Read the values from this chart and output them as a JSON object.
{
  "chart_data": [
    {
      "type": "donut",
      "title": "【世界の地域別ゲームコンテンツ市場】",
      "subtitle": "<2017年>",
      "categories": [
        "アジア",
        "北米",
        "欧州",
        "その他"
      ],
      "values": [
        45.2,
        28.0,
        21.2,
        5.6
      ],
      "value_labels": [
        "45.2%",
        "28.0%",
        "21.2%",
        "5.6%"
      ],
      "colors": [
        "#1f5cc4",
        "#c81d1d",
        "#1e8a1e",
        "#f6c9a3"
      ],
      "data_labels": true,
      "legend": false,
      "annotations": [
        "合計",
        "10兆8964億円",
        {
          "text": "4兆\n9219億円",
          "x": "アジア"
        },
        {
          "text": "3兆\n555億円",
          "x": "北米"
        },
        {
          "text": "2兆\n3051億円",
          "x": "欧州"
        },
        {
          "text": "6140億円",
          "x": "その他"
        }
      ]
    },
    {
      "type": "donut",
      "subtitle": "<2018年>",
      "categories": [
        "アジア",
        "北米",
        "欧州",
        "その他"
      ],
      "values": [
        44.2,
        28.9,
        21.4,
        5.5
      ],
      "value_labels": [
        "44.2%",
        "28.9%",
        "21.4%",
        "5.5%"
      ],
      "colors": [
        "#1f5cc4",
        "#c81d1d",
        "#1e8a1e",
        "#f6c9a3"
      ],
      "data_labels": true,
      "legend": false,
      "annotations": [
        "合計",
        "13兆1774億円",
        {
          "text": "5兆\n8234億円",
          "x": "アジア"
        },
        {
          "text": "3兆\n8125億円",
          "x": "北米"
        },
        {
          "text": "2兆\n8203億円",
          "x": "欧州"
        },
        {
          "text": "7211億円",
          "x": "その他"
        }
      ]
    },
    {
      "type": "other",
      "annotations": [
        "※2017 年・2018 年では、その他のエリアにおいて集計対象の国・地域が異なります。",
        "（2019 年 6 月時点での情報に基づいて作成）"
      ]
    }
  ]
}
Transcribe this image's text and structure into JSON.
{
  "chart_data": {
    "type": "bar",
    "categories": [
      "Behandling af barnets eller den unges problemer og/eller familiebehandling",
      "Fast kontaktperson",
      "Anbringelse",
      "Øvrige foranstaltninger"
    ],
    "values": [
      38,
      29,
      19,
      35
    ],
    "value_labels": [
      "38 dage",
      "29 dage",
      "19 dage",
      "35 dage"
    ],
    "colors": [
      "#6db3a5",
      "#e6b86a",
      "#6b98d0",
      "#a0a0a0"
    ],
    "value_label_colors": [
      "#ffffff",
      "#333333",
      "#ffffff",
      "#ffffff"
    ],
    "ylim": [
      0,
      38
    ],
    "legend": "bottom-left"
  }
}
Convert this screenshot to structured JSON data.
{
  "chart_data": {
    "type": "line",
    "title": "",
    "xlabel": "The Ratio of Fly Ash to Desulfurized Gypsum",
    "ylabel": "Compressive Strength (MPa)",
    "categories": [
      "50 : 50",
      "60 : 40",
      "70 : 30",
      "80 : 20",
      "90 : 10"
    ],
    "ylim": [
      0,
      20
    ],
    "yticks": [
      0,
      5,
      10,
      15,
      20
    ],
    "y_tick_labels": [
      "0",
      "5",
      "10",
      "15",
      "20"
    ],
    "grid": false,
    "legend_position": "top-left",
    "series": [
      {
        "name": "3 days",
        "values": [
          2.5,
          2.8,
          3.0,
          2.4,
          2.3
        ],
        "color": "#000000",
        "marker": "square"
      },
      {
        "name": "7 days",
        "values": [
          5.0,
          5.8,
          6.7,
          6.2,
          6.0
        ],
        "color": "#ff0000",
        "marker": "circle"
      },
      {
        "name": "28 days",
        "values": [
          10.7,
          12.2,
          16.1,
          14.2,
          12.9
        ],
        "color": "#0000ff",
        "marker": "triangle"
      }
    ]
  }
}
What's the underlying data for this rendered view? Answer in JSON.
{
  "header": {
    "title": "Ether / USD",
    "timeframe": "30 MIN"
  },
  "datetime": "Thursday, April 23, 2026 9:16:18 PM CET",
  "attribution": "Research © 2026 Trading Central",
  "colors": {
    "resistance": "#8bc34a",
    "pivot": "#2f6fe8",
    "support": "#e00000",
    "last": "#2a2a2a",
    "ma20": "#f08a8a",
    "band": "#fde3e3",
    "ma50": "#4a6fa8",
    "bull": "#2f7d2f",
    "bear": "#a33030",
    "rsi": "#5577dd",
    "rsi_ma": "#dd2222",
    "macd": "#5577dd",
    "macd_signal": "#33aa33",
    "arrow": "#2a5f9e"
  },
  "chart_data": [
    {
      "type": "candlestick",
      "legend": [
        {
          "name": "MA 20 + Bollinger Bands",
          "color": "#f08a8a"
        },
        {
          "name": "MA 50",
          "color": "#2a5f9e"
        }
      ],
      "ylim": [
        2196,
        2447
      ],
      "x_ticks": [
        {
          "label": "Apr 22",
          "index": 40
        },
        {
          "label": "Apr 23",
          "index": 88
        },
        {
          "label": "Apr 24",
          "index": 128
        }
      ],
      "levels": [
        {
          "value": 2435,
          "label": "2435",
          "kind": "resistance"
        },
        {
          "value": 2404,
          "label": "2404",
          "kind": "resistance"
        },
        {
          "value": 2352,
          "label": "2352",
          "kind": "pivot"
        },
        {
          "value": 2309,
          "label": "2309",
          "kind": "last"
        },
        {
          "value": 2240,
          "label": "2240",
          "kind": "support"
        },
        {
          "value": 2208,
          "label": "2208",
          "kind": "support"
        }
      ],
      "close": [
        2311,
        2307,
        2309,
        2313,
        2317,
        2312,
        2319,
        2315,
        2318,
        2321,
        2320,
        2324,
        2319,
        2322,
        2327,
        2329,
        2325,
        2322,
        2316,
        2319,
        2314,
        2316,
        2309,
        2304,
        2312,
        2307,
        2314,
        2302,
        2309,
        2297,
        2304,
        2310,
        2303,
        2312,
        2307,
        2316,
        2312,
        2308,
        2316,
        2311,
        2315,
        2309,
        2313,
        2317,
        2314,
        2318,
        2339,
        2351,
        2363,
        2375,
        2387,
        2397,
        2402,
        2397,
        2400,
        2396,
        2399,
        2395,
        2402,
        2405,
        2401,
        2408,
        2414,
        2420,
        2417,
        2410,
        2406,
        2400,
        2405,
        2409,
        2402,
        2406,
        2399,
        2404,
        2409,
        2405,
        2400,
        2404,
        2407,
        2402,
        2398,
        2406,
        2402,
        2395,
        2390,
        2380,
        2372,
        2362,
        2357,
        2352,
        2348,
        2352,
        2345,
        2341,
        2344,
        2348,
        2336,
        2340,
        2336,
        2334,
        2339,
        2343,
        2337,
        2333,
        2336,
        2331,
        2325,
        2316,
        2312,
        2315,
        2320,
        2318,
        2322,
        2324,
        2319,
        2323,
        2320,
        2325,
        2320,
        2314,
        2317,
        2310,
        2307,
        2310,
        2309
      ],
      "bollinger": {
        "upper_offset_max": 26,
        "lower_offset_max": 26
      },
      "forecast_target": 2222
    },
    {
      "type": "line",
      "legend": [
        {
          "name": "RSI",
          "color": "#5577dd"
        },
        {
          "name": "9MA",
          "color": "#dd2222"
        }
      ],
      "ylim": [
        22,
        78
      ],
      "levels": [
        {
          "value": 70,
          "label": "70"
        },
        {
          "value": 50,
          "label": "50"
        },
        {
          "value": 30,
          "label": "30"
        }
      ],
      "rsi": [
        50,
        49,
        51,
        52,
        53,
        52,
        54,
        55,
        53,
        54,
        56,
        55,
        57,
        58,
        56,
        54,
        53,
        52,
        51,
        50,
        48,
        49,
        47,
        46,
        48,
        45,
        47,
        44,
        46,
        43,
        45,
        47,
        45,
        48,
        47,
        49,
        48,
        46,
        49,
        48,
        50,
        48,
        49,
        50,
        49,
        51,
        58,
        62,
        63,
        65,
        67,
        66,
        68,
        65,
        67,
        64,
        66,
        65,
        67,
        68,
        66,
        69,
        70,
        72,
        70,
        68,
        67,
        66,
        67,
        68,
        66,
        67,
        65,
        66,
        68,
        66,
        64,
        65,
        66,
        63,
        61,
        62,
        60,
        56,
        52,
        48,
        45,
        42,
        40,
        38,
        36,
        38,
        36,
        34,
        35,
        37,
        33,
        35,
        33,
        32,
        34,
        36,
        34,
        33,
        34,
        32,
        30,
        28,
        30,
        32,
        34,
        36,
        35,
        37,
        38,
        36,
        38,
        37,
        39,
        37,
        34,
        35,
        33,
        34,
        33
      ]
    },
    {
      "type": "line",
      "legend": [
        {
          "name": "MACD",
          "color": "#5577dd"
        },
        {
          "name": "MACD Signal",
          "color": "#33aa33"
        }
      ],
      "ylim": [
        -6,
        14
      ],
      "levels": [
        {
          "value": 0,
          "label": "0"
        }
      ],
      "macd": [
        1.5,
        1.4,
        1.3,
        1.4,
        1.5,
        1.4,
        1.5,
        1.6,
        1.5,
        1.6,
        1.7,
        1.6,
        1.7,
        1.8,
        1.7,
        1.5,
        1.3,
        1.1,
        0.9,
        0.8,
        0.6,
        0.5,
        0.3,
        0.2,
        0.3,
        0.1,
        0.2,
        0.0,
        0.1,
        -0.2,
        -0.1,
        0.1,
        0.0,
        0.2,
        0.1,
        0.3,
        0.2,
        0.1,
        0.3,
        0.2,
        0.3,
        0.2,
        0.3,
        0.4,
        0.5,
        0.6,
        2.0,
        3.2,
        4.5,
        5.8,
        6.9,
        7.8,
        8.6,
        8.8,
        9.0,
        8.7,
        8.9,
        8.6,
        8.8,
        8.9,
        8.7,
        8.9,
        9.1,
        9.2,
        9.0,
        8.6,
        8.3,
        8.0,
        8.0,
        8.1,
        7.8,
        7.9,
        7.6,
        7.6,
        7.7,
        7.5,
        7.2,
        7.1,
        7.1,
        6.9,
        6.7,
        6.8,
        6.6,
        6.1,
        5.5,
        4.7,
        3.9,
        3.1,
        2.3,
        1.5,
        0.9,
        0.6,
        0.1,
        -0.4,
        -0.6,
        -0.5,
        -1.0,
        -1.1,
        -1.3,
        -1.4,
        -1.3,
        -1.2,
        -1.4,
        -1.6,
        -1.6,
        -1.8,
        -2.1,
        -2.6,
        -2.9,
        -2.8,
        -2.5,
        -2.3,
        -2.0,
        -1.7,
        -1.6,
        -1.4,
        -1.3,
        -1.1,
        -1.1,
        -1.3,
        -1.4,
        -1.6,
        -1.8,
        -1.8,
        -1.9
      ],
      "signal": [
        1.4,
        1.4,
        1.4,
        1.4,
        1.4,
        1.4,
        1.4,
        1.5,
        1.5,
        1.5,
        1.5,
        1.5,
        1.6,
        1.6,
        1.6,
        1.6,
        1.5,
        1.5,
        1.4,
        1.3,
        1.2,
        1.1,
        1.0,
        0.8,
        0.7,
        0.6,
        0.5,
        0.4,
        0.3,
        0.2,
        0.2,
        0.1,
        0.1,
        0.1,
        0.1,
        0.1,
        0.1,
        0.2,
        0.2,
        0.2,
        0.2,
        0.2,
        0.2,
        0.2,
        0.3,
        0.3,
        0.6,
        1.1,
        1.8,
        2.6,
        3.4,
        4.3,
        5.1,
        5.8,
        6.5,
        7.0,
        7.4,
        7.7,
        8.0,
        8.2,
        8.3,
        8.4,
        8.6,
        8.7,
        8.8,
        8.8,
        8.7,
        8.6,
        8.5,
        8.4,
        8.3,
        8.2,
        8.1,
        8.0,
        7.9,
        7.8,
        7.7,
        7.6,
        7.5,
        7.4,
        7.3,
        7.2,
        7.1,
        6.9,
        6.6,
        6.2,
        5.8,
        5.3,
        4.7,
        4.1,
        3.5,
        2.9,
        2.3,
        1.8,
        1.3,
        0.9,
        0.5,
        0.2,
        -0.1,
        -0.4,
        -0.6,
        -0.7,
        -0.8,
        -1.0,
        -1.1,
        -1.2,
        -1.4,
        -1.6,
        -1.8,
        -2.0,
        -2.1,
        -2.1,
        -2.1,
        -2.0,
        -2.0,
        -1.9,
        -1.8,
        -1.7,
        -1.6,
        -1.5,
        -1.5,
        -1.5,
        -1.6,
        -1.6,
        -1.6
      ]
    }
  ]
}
========================================================================
» **WRITTEN INSTRUCTION**
Take every line above carrying "marker" and return it.

» **ANSWER FOR THE TASK**
        "marker": "square"
        "marker": "circle"
        "marker": "triangle"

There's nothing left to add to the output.